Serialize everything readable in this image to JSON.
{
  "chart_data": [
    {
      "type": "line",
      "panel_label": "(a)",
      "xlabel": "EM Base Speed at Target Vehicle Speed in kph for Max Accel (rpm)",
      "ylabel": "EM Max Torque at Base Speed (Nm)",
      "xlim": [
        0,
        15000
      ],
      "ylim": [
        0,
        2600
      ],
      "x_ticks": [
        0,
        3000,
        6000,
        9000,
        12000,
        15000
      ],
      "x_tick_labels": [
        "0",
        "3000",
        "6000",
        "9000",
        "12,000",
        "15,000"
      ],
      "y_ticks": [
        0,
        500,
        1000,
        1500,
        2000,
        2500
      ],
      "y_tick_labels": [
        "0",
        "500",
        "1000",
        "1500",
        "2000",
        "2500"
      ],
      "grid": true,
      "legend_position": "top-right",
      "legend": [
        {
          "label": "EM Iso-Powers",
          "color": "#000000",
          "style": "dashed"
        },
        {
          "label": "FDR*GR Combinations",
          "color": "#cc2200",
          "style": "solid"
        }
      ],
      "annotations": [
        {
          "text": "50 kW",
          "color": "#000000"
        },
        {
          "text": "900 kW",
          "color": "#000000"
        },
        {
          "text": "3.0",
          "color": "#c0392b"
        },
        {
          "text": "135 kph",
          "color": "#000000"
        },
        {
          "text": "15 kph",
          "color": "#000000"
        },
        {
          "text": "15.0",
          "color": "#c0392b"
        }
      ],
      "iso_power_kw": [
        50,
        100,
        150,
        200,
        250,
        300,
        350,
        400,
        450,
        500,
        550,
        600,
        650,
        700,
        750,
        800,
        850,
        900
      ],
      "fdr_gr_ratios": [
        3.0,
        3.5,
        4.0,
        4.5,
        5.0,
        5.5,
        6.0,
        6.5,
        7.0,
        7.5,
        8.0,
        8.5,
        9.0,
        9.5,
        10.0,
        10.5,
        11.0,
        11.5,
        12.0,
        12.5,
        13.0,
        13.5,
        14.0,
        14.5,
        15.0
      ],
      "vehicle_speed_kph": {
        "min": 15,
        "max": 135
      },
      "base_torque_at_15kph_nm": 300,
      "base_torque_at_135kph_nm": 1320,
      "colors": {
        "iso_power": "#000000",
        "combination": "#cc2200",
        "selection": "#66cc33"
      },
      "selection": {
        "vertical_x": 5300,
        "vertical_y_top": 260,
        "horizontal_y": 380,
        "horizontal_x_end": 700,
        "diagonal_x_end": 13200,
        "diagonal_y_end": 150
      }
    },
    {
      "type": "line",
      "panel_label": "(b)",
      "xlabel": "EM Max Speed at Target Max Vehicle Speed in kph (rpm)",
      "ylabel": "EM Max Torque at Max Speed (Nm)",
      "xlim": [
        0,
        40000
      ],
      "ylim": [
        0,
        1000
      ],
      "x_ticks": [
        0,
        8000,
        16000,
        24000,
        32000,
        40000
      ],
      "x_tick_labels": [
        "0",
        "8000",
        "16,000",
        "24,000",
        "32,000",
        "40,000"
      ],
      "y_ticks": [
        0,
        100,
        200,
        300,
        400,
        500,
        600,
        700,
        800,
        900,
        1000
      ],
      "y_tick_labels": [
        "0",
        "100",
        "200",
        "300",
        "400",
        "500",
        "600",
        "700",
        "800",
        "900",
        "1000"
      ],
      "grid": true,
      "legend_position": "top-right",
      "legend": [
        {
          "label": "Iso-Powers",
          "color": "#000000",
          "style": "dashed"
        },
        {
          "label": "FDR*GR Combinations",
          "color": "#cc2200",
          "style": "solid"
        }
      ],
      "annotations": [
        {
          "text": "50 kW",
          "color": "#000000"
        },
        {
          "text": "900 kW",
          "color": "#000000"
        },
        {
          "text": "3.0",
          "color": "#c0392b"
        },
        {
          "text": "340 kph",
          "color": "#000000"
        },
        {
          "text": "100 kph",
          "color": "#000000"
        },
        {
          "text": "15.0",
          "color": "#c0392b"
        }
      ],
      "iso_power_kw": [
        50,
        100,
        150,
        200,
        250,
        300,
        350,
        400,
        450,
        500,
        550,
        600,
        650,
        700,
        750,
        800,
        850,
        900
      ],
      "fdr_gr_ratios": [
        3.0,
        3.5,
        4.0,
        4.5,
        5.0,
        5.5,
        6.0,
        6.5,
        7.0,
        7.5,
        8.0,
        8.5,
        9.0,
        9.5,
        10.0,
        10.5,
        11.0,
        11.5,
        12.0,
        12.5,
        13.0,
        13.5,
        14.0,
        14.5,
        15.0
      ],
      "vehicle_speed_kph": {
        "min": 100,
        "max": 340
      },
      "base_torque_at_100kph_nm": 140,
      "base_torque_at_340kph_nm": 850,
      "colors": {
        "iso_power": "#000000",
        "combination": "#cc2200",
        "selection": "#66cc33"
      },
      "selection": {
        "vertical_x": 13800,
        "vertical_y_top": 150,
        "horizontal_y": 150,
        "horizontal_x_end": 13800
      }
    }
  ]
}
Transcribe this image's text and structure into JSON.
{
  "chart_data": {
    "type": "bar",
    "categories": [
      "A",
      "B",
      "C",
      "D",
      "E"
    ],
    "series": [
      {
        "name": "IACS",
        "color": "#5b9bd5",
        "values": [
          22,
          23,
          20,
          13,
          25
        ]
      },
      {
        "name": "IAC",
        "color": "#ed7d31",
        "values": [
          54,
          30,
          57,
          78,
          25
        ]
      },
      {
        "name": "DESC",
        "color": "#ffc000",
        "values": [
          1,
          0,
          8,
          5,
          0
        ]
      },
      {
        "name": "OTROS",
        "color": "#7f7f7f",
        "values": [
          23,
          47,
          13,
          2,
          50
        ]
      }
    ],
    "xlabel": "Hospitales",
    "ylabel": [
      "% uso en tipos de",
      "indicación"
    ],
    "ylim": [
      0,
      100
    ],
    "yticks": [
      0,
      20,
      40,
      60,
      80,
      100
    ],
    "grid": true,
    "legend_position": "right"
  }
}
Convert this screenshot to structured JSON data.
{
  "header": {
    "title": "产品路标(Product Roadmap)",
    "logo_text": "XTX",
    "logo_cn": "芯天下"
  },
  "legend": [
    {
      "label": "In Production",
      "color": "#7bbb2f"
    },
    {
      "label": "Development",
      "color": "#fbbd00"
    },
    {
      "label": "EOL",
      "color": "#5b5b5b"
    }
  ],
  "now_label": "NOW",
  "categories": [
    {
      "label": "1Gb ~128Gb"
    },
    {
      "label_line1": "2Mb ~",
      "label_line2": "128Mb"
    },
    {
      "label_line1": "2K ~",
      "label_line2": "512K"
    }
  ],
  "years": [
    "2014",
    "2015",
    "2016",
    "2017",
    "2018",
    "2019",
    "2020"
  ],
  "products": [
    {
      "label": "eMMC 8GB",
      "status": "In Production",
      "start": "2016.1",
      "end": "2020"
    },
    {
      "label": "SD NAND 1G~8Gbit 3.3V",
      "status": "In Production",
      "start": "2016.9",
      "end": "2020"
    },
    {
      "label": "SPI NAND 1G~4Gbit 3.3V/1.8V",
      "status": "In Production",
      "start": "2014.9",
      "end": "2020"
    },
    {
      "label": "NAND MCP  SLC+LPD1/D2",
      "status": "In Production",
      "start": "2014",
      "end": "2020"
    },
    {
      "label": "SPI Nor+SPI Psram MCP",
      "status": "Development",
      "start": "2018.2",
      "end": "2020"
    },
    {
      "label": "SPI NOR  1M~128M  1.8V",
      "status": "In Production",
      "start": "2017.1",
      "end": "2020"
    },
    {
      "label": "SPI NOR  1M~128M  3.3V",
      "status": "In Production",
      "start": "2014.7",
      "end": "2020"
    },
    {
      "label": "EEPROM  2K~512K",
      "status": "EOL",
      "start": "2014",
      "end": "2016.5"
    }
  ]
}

**********

• [Instructions for the task]:
Retype all the material above precisely, with no line left out.

• [The answer]:
Serialize everything readable in this image to JSON.
{
  "chart_data": [
    {
      "type": "line",
      "panel_label": "(a)",
      "xlabel": "EM Base Speed at Target Vehicle Speed in kph for Max Accel (rpm)",
      "ylabel": "EM Max Torque at Base Speed (Nm)",
      "xlim": [
        0,
        15000
      ],
      "ylim": [
        0,
        2600
      ],
      "x_ticks": [
        0,
        3000,
        6000,
        9000,
        12000,
        15000
      ],
      "x_tick_labels": [
        "0",
        "3000",
        "6000",
        "9000",
        "12,000",
        "15,000"
      ],
      "y_ticks": [
        0,
        500,
        1000,
        1500,
        2000,
        2500
      ],
      "y_tick_labels": [
        "0",
        "500",
        "1000",
        "1500",
        "2000",
        "2500"
      ],
      "grid": true,
      "legend_position": "top-right",
      "legend": [
        {
          "label": "EM Iso-Powers",
          "color": "#000000",
          "style": "dashed"
        },
        {
          "label": "FDR*GR Combinations",
          "color": "#cc2200",
          "style": "solid"
        }
      ],
      "annotations": [
        {
          "text": "50 kW",
          "color": "#000000"
        },
        {
          "text": "900 kW",
          "color": "#000000"
        },
        {
          "text": "3.0",
          "color": "#c0392b"
        },
        {
          "text": "135 kph",
          "color": "#000000"
        },
        {
          "text": "15 kph",
          "color": "#000000"
        },
        {
          "text": "15.0",
          "color": "#c0392b"
        }
      ],
      "iso_power_kw": [
        50,
        100,
        150,
        200,
        250,
        300,
        350,
        400,
        450,
        500,
        550,
        600,
        650,
        700,
        750,
        800,
        850,
        900
      ],
      "fdr_gr_ratios": [
        3.0,
        3.5,
        4.0,
        4.5,
        5.0,
        5.5,
        6.0,
        6.5,
        7.0,
        7.5,
        8.0,
        8.5,
        9.0,
        9.5,
        10.0,
        10.5,
        11.0,
        11.5,
        12.0,
        12.5,
        13.0,
        13.5,
        14.0,
        14.5,
        15.0
      ],
      "vehicle_speed_kph": {
        "min": 15,
        "max": 135
      },
      "base_torque_at_15kph_nm": 300,
      "base_torque_at_135kph_nm": 1320,
      "colors": {
        "iso_power": "#000000",
        "combination": "#cc2200",
        "selection": "#66cc33"
      },
      "selection": {
        "vertical_x": 5300,
        "vertical_y_top": 260,
        "horizontal_y": 380,
        "horizontal_x_end": 700,
        "diagonal_x_end": 13200,
        "diagonal_y_end": 150
      }
    },
    {
      "type": "line",
      "panel_label": "(b)",
      "xlabel": "EM Max Speed at Target Max Vehicle Speed in kph (rpm)",
      "ylabel": "EM Max Torque at Max Speed (Nm)",
      "xlim": [
        0,
        40000
      ],
      "ylim": [
        0,
        1000
      ],
      "x_ticks": [
        0,
        8000,
        16000,
        24000,
        32000,
        40000
      ],
      "x_tick_labels": [
        "0",
        "8000",
        "16,000",
        "24,000",
        "32,000",
        "40,000"
      ],
      "y_ticks": [
        0,
        100,
        200,
        300,
        400,
        500,
        600,
        700,
        800,
        900,
        1000
      ],
      "y_tick_labels": [
        "0",
        "100",
        "200",
        "300",
        "400",
        "500",
        "600",
        "700",
        "800",
        "900",
        "1000"
      ],
      "grid": true,
      "legend_position": "top-right",
      "legend": [
        {
          "label": "Iso-Powers",
          "color": "#000000",
          "style": "dashed"
        },
        {
          "label": "FDR*GR Combinations",
          "color": "#cc2200",
          "style": "solid"
        }
      ],
      "annotations": [
        {
          "text": "50 kW",
          "color": "#000000"
        },
        {
          "text": "900 kW",
          "color": "#000000"
        },
        {
          "text": "3.0",
          "color": "#c0392b"
        },
        {
          "text": "340 kph",
          "color": "#000000"
        },
        {
          "text": "100 kph",
          "color": "#000000"
        },
        {
          "text": "15.0",
          "color": "#c0392b"
        }
      ],
      "iso_power_kw": [
        50,
        100,
        150,
        200,
        250,
        300,
        350,
        400,
        450,
        500,
        550,
        600,
        650,
        700,
        750,
        800,
        850,
        900
      ],
      "fdr_gr_ratios": [
        3.0,
        3.5,
        4.0,
        4.5,
        5.0,
        5.5,
        6.0,
        6.5,
        7.0,
        7.5,
        8.0,
        8.5,
        9.0,
        9.5,
        10.0,
        10.5,
        11.0,
        11.5,
        12.0,
        12.5,
        13.0,
        13.5,
        14.0,
        14.5,
        15.0
      ],
      "vehicle_speed_kph": {
        "min": 100,
        "max": 340
      },
      "base_torque_at_100kph_nm": 140,
      "base_torque_at_340kph_nm": 850,
      "colors": {
        "iso_power": "#000000",
        "combination": "#cc2200",
        "selection": "#66cc33"
      },
      "selection": {
        "vertical_x": 13800,
        "vertical_y_top": 150,
        "horizontal_y": 150,
        "horizontal_x_end": 13800
      }
    }
  ]
}
Transcribe this image's text and structure into JSON.
{
  "chart_data": {
    "type": "bar",
    "categories": [
      "A",
      "B",
      "C",
      "D",
      "E"
    ],
    "series": [
      {
        "name": "IACS",
        "color": "#5b9bd5",
        "values": [
          22,
          23,
          20,
          13,
          25
        ]
      },
      {
        "name": "IAC",
        "color": "#ed7d31",
        "values": [
          54,
          30,
          57,
          78,
          25
        ]
      },
      {
        "name": "DESC",
        "color": "#ffc000",
        "values": [
          1,
          0,
          8,
          5,
          0
        ]
      },
      {
        "name": "OTROS",
        "color": "#7f7f7f",
        "values": [
          23,
          47,
          13,
          2,
          50
        ]
      }
    ],
    "xlabel": "Hospitales",
    "ylabel": [
      "% uso en tipos de",
      "indicación"
    ],
    "ylim": [
      0,
      100
    ],
    "yticks": [
      0,
      20,
      40,
      60,
      80,
      100
    ],
    "grid": true,
    "legend_position": "right"
  }
}
Convert this screenshot to structured JSON data.
{
  "header": {
    "title": "产品路标(Product Roadmap)",
    "logo_text": "XTX",
    "logo_cn": "芯天下"
  },
  "legend": [
    {
      "label": "In Production",
      "color": "#7bbb2f"
    },
    {
      "label": "Development",
      "color": "#fbbd00"
    },
    {
      "label": "EOL",
      "color": "#5b5b5b"
    }
  ],
  "now_label": "NOW",
  "categories": [
    {
      "label": "1Gb ~128Gb"
    },
    {
      "label_line1": "2Mb ~",
      "label_line2": "128Mb"
    },
    {
      "label_line1": "2K ~",
      "label_line2": "512K"
    }
  ],
  "years": [
    "2014",
    "2015",
    "2016",
    "2017",
    "2018",
    "2019",
    "2020"
  ],
  "products": [
    {
      "label": "eMMC 8GB",
      "status": "In Production",
      "start": "2016.1",
      "end": "2020"
    },
    {
      "label": "SD NAND 1G~8Gbit 3.3V",
      "status": "In Production",
      "start": "2016.9",
      "end": "2020"
    },
    {
      "label": "SPI NAND 1G~4Gbit 3.3V/1.8V",
      "status": "In Production",
      "start": "2014.9",
      "end": "2020"
    },
    {
      "label": "NAND MCP  SLC+LPD1/D2",
      "status": "In Production",
      "start": "2014",
      "end": "2020"
    },
    {
      "label": "SPI Nor+SPI Psram MCP",
      "status": "Development",
      "start": "2018.2",
      "end": "2020"
    },
    {
      "label": "SPI NOR  1M~128M  1.8V",
      "status": "In Production",
      "start": "2017.1",
      "end": "2020"
    },
    {
      "label": "SPI NOR  1M~128M  3.3V",
      "status": "In Production",
      "start": "2014.7",
      "end": "2020"
    },
    {
      "label": "EEPROM  2K~512K",
      "status": "EOL",
      "start": "2014",
      "end": "2016.5"
    }
  ]
}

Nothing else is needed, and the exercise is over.